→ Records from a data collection

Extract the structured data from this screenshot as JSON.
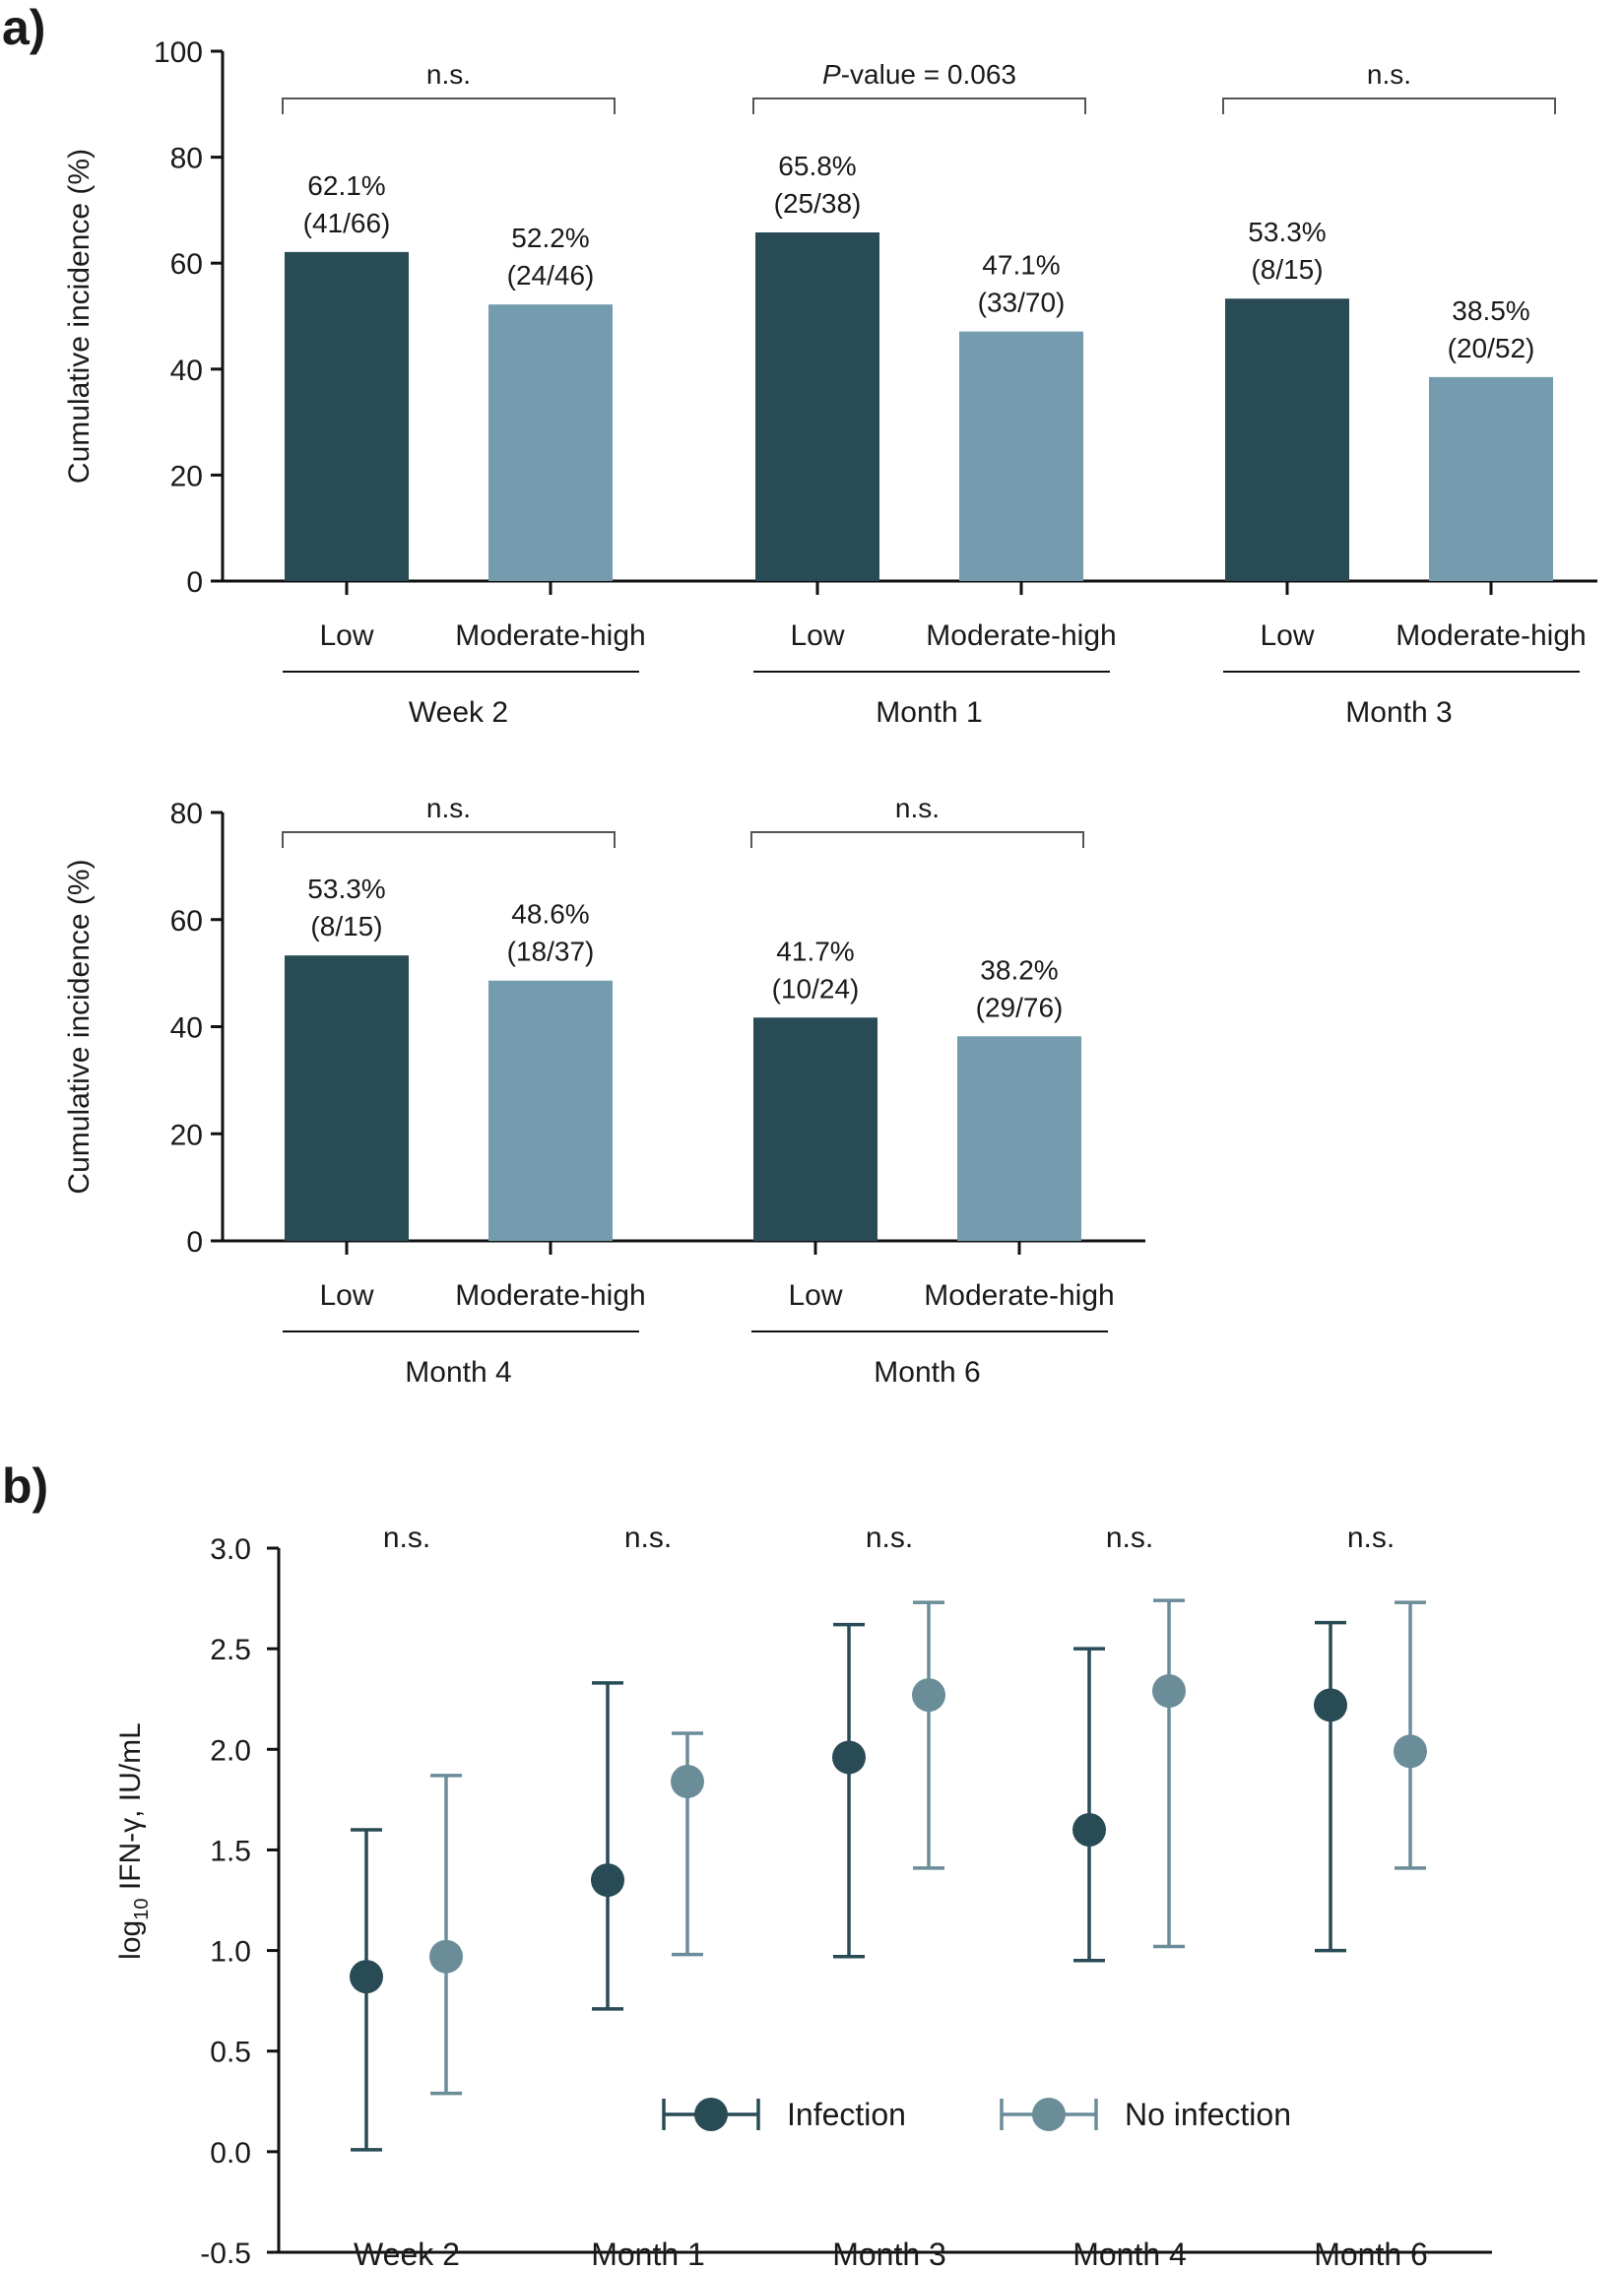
{
  "panel_labels": {
    "a": "a)",
    "b": "b)"
  },
  "colors": {
    "low": "#284b55",
    "moderate_high": "#759cae",
    "infection": "#284b55",
    "no_infection": "#6a8d99",
    "axis": "#111111",
    "bracket": "#555555"
  },
  "chart_data": [
    {
      "type": "bar",
      "ylabel": "Cumulative incidence (%)",
      "ylim": [
        0,
        100
      ],
      "yticks": [
        "0",
        "20",
        "40",
        "60",
        "80",
        "100"
      ],
      "groups": [
        {
          "name": "Week 2",
          "significance": "n.s.",
          "bars": [
            {
              "category": "Low",
              "value": 62.1,
              "pct": "62.1%",
              "count": "(41/66)"
            },
            {
              "category": "Moderate-high",
              "value": 52.2,
              "pct": "52.2%",
              "count": "(24/46)"
            }
          ]
        },
        {
          "name": "Month 1",
          "significance_italic": "P",
          "significance": "-value = 0.063",
          "bars": [
            {
              "category": "Low",
              "value": 65.8,
              "pct": "65.8%",
              "count": "(25/38)"
            },
            {
              "category": "Moderate-high",
              "value": 47.1,
              "pct": "47.1%",
              "count": "(33/70)"
            }
          ]
        },
        {
          "name": "Month 3",
          "significance": "n.s.",
          "bars": [
            {
              "category": "Low",
              "value": 53.3,
              "pct": "53.3%",
              "count": "(8/15)"
            },
            {
              "category": "Moderate-high",
              "value": 38.5,
              "pct": "38.5%",
              "count": "(20/52)"
            }
          ]
        }
      ]
    },
    {
      "type": "bar",
      "ylabel": "Cumulative incidence (%)",
      "ylim": [
        0,
        80
      ],
      "yticks": [
        "0",
        "20",
        "40",
        "60",
        "80"
      ],
      "groups": [
        {
          "name": "Month 4",
          "significance": "n.s.",
          "bars": [
            {
              "category": "Low",
              "value": 53.3,
              "pct": "53.3%",
              "count": "(8/15)"
            },
            {
              "category": "Moderate-high",
              "value": 48.6,
              "pct": "48.6%",
              "count": "(18/37)"
            }
          ]
        },
        {
          "name": "Month 6",
          "significance": "n.s.",
          "bars": [
            {
              "category": "Low",
              "value": 41.7,
              "pct": "41.7%",
              "count": "(10/24)"
            },
            {
              "category": "Moderate-high",
              "value": 38.2,
              "pct": "38.2%",
              "count": "(29/76)"
            }
          ]
        }
      ]
    },
    {
      "type": "scatter",
      "ylabel_prefix": "log",
      "ylabel_sub": "10",
      "ylabel_rest": " IFN-γ, IU/mL",
      "ylim": [
        -0.5,
        3.0
      ],
      "yticks": [
        "-0.5",
        "0.0",
        "0.5",
        "1.0",
        "1.5",
        "2.0",
        "2.5",
        "3.0"
      ],
      "categories": [
        "Week 2",
        "Month 1",
        "Month 3",
        "Month 4",
        "Month 6"
      ],
      "significance": [
        "n.s.",
        "n.s.",
        "n.s.",
        "n.s.",
        "n.s."
      ],
      "legend": {
        "position": "bottom-center"
      },
      "series": [
        {
          "name": "Infection",
          "values": [
            0.87,
            1.35,
            1.96,
            1.6,
            2.22
          ],
          "lower": [
            0.01,
            0.71,
            0.97,
            0.95,
            1.0
          ],
          "upper": [
            1.6,
            2.33,
            2.62,
            2.5,
            2.63
          ]
        },
        {
          "name": "No infection",
          "values": [
            0.97,
            1.84,
            2.27,
            2.29,
            1.99
          ],
          "lower": [
            0.29,
            0.98,
            1.41,
            1.02,
            1.41
          ],
          "upper": [
            1.87,
            2.08,
            2.73,
            2.74,
            2.73
          ]
        }
      ]
    }
  ]
}
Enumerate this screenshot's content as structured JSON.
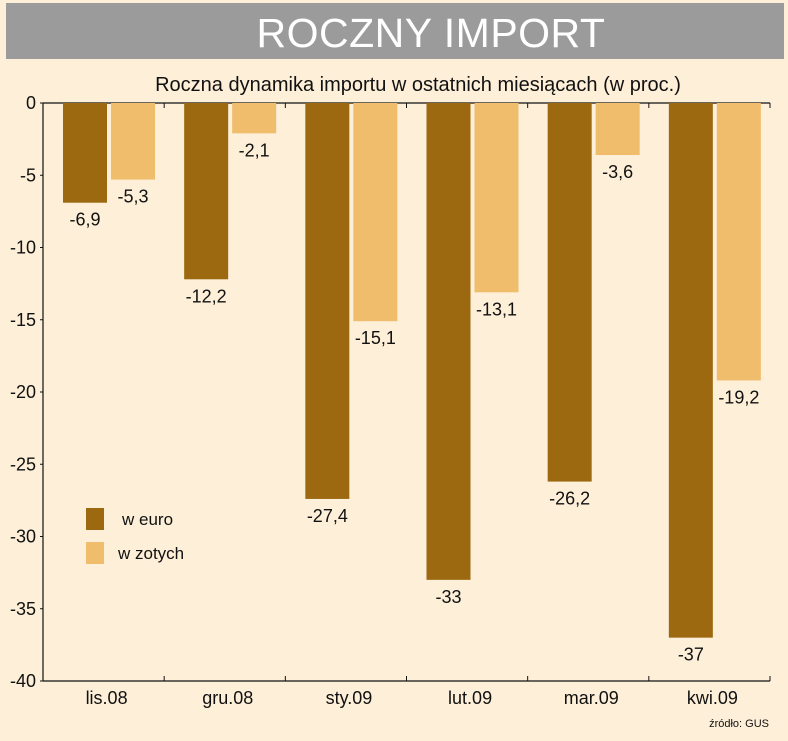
{
  "banner": {
    "title": "ROCZNY IMPORT"
  },
  "colors": {
    "background": "#fdefd8",
    "banner": "#9b9b9b",
    "euro": "#9c6810",
    "zloty": "#f0bd6c"
  },
  "chart_data": {
    "type": "bar",
    "title": "Roczna dynamika importu w ostatnich miesiącach (w proc.)",
    "categories": [
      "lis.08",
      "gru.08",
      "sty.09",
      "lut.09",
      "mar.09",
      "kwi.09"
    ],
    "series": [
      {
        "name": "w euro",
        "values": [
          -6.9,
          -12.2,
          -27.4,
          -33,
          -26.2,
          -37
        ],
        "labels": [
          "-6,9",
          "-12,2",
          "-27,4",
          "-33",
          "-26,2",
          "-37"
        ]
      },
      {
        "name": "w zotych",
        "values": [
          -5.3,
          -2.1,
          -15.1,
          -13.1,
          -3.6,
          -19.2
        ],
        "labels": [
          "-5,3",
          "-2,1",
          "-15,1",
          "-13,1",
          "-3,6",
          "-19,2"
        ]
      }
    ],
    "ylim": [
      -40,
      0
    ],
    "yticks": [
      "0",
      "-5",
      "-10",
      "-15",
      "-20",
      "-25",
      "-30",
      "-35",
      "-40"
    ],
    "legend": "left",
    "grid": false,
    "source": "źródło: GUS"
  }
}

→ Set exercise
Without the pictures, transcribe the listing above exactly.

→ Solved problem
Extract the structured data from this screenshot as JSON.
{
  "panel_labels": {
    "a": "a)",
    "b": "b)"
  },
  "colors": {
    "low": "#284b55",
    "moderate_high": "#759cae",
    "infection": "#284b55",
    "no_infection": "#6a8d99",
    "axis": "#111111",
    "bracket": "#555555"
  },
  "chart_data": [
    {
      "type": "bar",
      "ylabel": "Cumulative incidence (%)",
      "ylim": [
        0,
        100
      ],
      "yticks": [
        "0",
        "20",
        "40",
        "60",
        "80",
        "100"
      ],
      "groups": [
        {
          "name": "Week 2",
          "significance": "n.s.",
          "bars": [
            {
              "category": "Low",
              "value": 62.1,
              "pct": "62.1%",
              "count": "(41/66)"
            },
            {
              "category": "Moderate-high",
              "value": 52.2,
              "pct": "52.2%",
              "count": "(24/46)"
            }
          ]
        },
        {
          "name": "Month 1",
          "significance_italic": "P",
          "significance": "-value = 0.063",
          "bars": [
            {
              "category": "Low",
              "value": 65.8,
              "pct": "65.8%",
              "count": "(25/38)"
            },
            {
              "category": "Moderate-high",
              "value": 47.1,
              "pct": "47.1%",
              "count": "(33/70)"
            }
          ]
        },
        {
          "name": "Month 3",
          "significance": "n.s.",
          "bars": [
            {
              "category": "Low",
              "value": 53.3,
              "pct": "53.3%",
              "count": "(8/15)"
            },
            {
              "category": "Moderate-high",
              "value": 38.5,
              "pct": "38.5%",
              "count": "(20/52)"
            }
          ]
        }
      ]
    },
    {
      "type": "bar",
      "ylabel": "Cumulative incidence (%)",
      "ylim": [
        0,
        80
      ],
      "yticks": [
        "0",
        "20",
        "40",
        "60",
        "80"
      ],
      "groups": [
        {
          "name": "Month 4",
          "significance": "n.s.",
          "bars": [
            {
              "category": "Low",
              "value": 53.3,
              "pct": "53.3%",
              "count": "(8/15)"
            },
            {
              "category": "Moderate-high",
              "value": 48.6,
              "pct": "48.6%",
              "count": "(18/37)"
            }
          ]
        },
        {
          "name": "Month 6",
          "significance": "n.s.",
          "bars": [
            {
              "category": "Low",
              "value": 41.7,
              "pct": "41.7%",
              "count": "(10/24)"
            },
            {
              "category": "Moderate-high",
              "value": 38.2,
              "pct": "38.2%",
              "count": "(29/76)"
            }
          ]
        }
      ]
    },
    {
      "type": "scatter",
      "ylabel_prefix": "log",
      "ylabel_sub": "10",
      "ylabel_rest": " IFN-γ, IU/mL",
      "ylim": [
        -0.5,
        3.0
      ],
      "yticks": [
        "-0.5",
        "0.0",
        "0.5",
        "1.0",
        "1.5",
        "2.0",
        "2.5",
        "3.0"
      ],
      "categories": [
        "Week 2",
        "Month 1",
        "Month 3",
        "Month 4",
        "Month 6"
      ],
      "significance": [
        "n.s.",
        "n.s.",
        "n.s.",
        "n.s.",
        "n.s."
      ],
      "legend": {
        "position": "bottom-center"
      },
      "series": [
        {
          "name": "Infection",
          "values": [
            0.87,
            1.35,
            1.96,
            1.6,
            2.22
          ],
          "lower": [
            0.01,
            0.71,
            0.97,
            0.95,
            1.0
          ],
          "upper": [
            1.6,
            2.33,
            2.62,
            2.5,
            2.63
          ]
        },
        {
          "name": "No infection",
          "values": [
            0.97,
            1.84,
            2.27,
            2.29,
            1.99
          ],
          "lower": [
            0.29,
            0.98,
            1.41,
            1.02,
            1.41
          ],
          "upper": [
            1.87,
            2.08,
            2.73,
            2.74,
            2.73
          ]
        }
      ]
    }
  ]
}
Enumerate this screenshot's content as structured JSON.
{
  "banner": {
    "title": "ROCZNY IMPORT"
  },
  "colors": {
    "background": "#fdefd8",
    "banner": "#9b9b9b",
    "euro": "#9c6810",
    "zloty": "#f0bd6c"
  },
  "chart_data": {
    "type": "bar",
    "title": "Roczna dynamika importu w ostatnich miesiącach (w proc.)",
    "categories": [
      "lis.08",
      "gru.08",
      "sty.09",
      "lut.09",
      "mar.09",
      "kwi.09"
    ],
    "series": [
      {
        "name": "w euro",
        "values": [
          -6.9,
          -12.2,
          -27.4,
          -33,
          -26.2,
          -37
        ],
        "labels": [
          "-6,9",
          "-12,2",
          "-27,4",
          "-33",
          "-26,2",
          "-37"
        ]
      },
      {
        "name": "w zotych",
        "values": [
          -5.3,
          -2.1,
          -15.1,
          -13.1,
          -3.6,
          -19.2
        ],
        "labels": [
          "-5,3",
          "-2,1",
          "-15,1",
          "-13,1",
          "-3,6",
          "-19,2"
        ]
      }
    ],
    "ylim": [
      -40,
      0
    ],
    "yticks": [
      "0",
      "-5",
      "-10",
      "-15",
      "-20",
      "-25",
      "-30",
      "-35",
      "-40"
    ],
    "legend": "left",
    "grid": false,
    "source": "źródło: GUS"
  }
}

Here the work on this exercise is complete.